— begin PROVIDED ENTRIES —

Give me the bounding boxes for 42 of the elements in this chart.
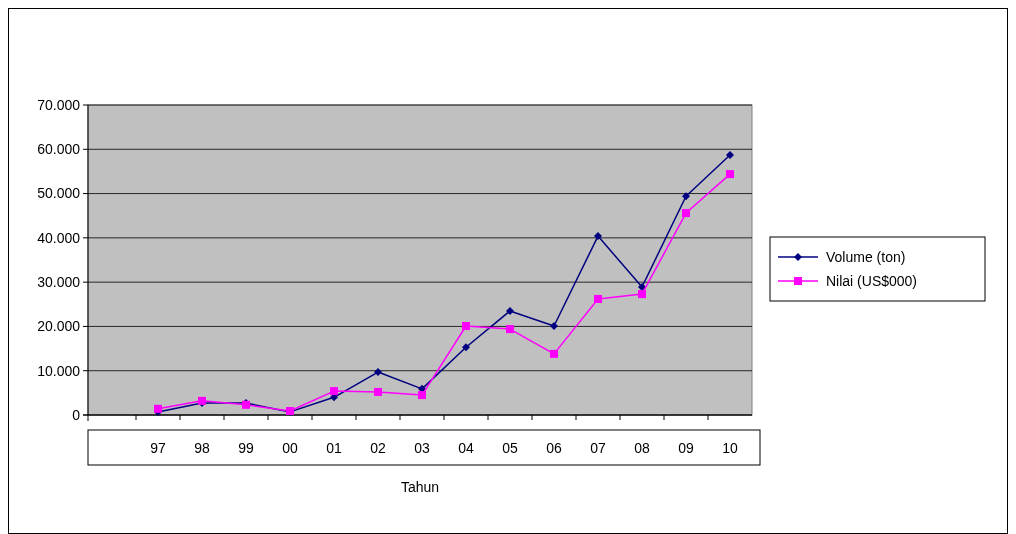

— end PROVIDED ENTRIES —
— begin PROVIDED ENTRIES —

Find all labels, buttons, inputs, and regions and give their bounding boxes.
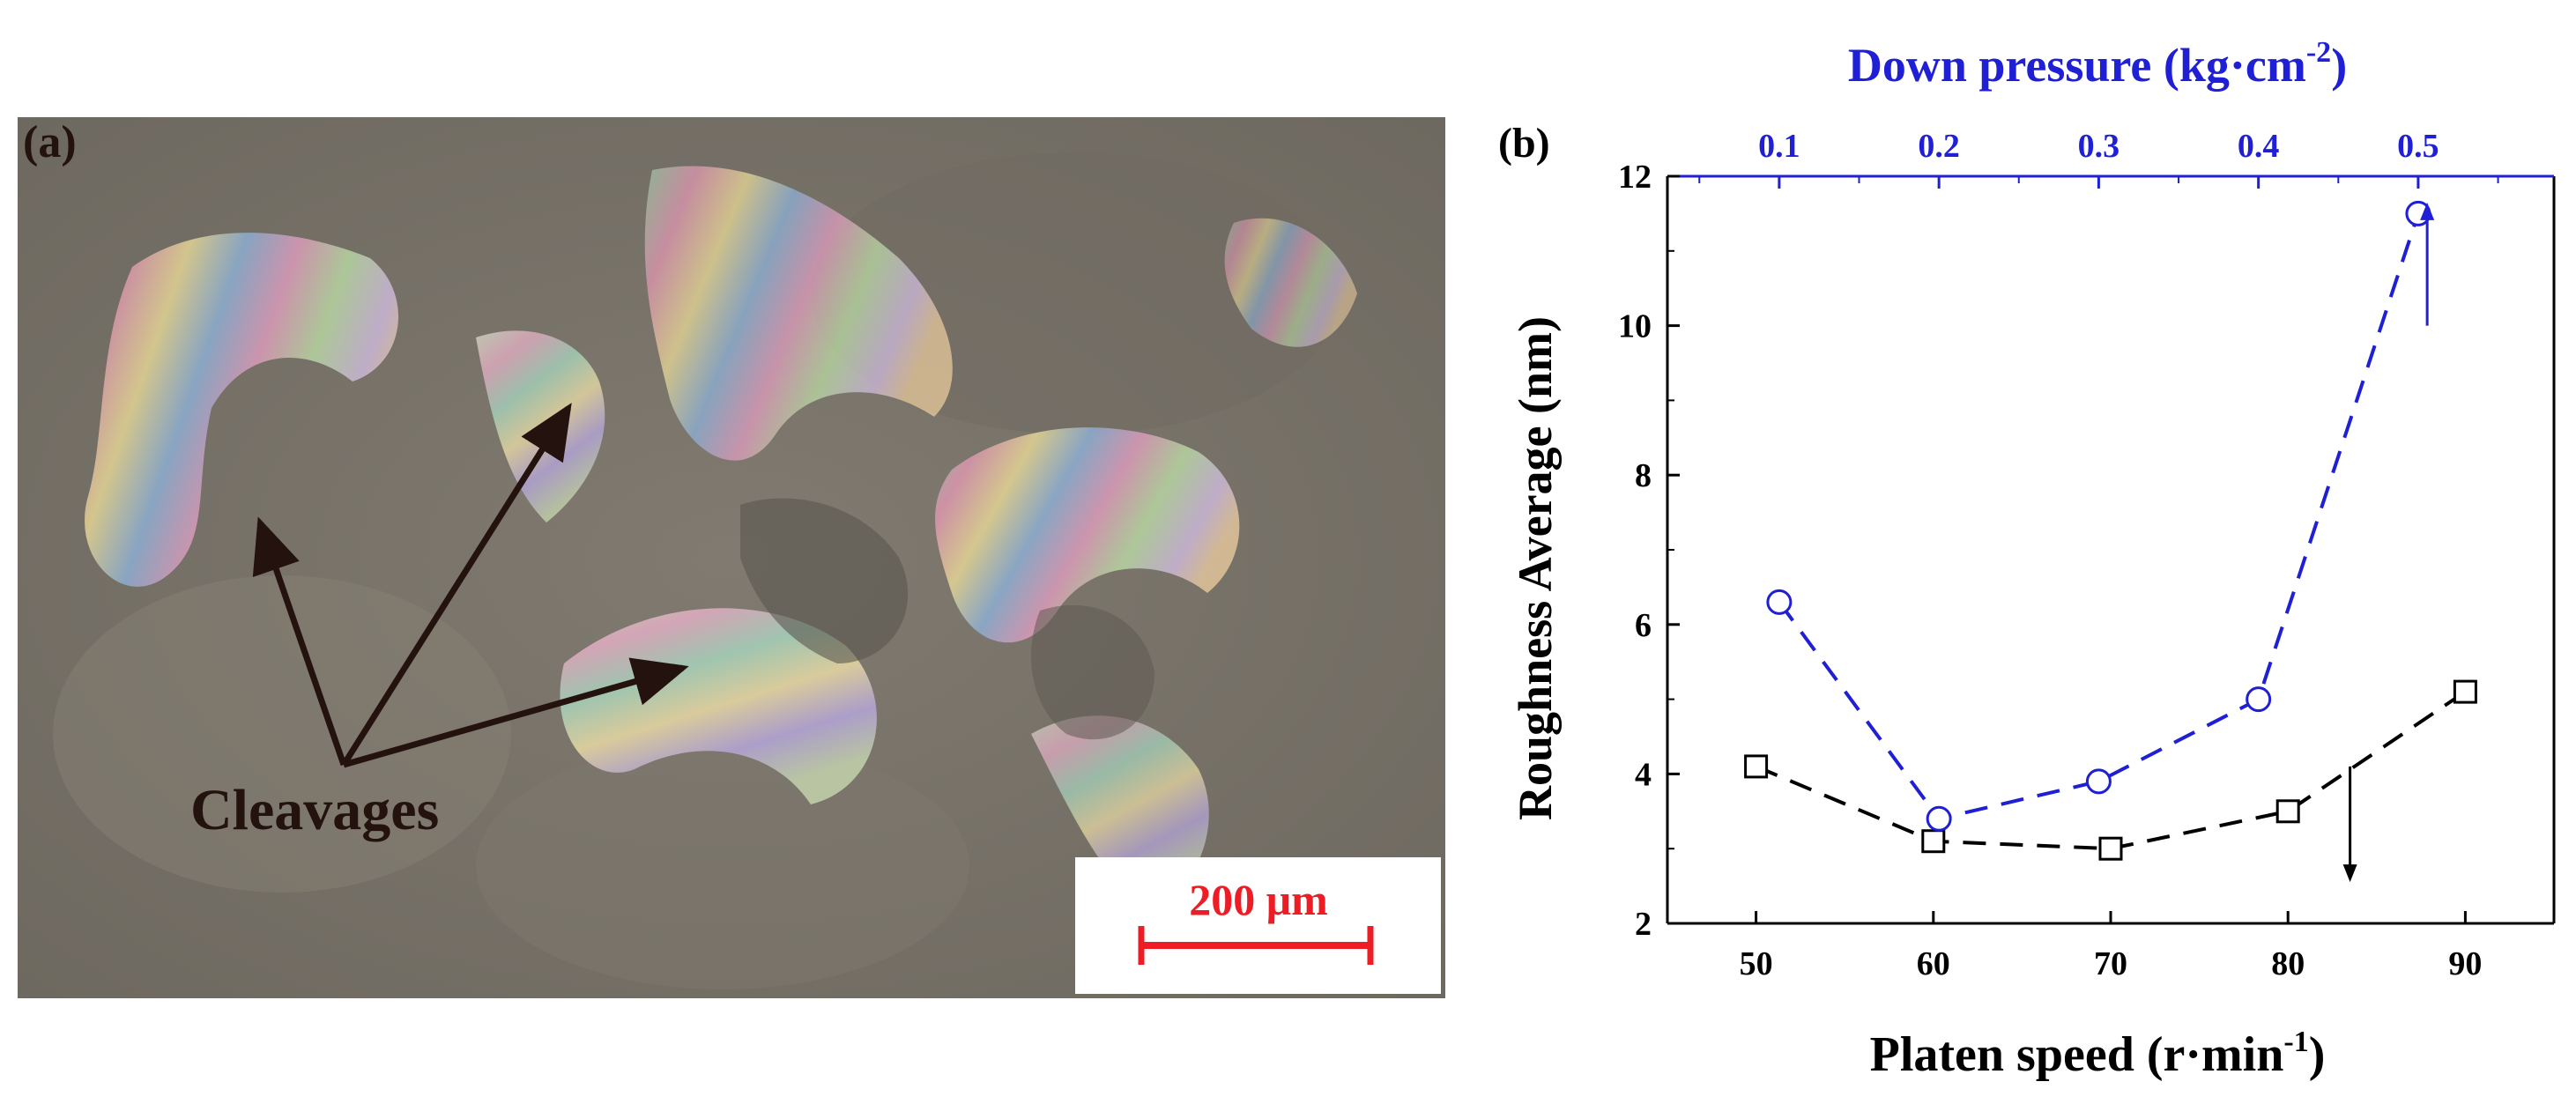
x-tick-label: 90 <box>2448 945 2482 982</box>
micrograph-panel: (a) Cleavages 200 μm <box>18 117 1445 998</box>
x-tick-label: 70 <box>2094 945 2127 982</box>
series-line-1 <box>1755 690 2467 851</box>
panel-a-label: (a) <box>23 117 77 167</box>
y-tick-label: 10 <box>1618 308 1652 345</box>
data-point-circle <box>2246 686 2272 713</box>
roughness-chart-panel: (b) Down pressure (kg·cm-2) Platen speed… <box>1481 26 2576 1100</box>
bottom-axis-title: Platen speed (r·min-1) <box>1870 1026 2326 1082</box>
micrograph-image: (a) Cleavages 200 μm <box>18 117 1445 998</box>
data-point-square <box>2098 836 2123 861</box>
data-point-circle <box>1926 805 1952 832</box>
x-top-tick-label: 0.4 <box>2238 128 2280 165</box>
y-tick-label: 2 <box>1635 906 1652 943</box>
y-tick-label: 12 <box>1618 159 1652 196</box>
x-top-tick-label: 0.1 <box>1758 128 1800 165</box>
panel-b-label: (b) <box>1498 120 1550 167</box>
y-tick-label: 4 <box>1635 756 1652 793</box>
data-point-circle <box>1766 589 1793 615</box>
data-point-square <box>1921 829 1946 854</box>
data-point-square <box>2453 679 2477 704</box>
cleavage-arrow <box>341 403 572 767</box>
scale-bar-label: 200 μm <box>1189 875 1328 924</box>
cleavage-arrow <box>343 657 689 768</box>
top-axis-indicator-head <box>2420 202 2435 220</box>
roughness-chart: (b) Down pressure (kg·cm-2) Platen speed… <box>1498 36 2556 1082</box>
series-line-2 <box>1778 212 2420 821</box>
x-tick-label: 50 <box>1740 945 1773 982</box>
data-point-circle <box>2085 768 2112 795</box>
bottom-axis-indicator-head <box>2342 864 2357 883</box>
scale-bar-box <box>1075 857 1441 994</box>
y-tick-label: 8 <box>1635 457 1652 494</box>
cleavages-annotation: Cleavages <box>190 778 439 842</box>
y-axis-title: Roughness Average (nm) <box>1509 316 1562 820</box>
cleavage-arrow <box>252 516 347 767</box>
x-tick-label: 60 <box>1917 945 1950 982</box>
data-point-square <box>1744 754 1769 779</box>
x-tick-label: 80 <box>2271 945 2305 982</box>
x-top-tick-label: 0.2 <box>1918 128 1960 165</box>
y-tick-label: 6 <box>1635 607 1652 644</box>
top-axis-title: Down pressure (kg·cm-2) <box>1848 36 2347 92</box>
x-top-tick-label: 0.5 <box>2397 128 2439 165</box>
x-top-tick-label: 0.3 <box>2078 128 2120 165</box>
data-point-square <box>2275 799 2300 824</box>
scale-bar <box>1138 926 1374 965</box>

— end PROVIDED ENTRIES —

> [SHORT PROBLEM]: Rewrite everything from "Find all labels, buttons, inputs, and" down to "y-tick-label: 10 <box>1618 308 1652 345</box>" in the records, changing "x-tick-label" to "bottom-tick-label" and leaving all else as it is. Leave the pictures out of your answer.

> [EXPECTED ANSWER]:
Find all labels, buttons, inputs, and regions and give their bounding boxes.
bottom-tick-label: 90 <box>2448 945 2482 982</box>
micrograph-panel: (a) Cleavages 200 μm <box>18 117 1445 998</box>
bottom-tick-label: 70 <box>2094 945 2127 982</box>
series-line-1 <box>1755 690 2467 851</box>
panel-a-label: (a) <box>23 117 77 167</box>
y-tick-label: 10 <box>1618 308 1652 345</box>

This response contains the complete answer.